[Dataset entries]
▬▬▬

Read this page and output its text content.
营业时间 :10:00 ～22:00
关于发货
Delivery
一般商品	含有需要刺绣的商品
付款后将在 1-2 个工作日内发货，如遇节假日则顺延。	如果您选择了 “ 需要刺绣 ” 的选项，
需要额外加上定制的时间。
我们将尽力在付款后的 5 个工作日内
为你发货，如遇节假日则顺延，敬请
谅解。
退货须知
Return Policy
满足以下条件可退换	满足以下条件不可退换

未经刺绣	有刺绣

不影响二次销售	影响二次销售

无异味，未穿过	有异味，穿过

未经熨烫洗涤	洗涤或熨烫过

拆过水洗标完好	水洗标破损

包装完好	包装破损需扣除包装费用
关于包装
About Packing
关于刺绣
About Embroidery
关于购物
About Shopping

▬▬▬

▸ Exercise: In the records above, find each line that holds the word "如遇节假日则顺延"; copy all such lines.

▸ Answer for this exercise:
付款后将在 1-2 个工作日内发货，如遇节假日则顺延。	如果您选择了 “ 需要刺绣 ” 的选项，
为你发货，如遇节假日则顺延，敬请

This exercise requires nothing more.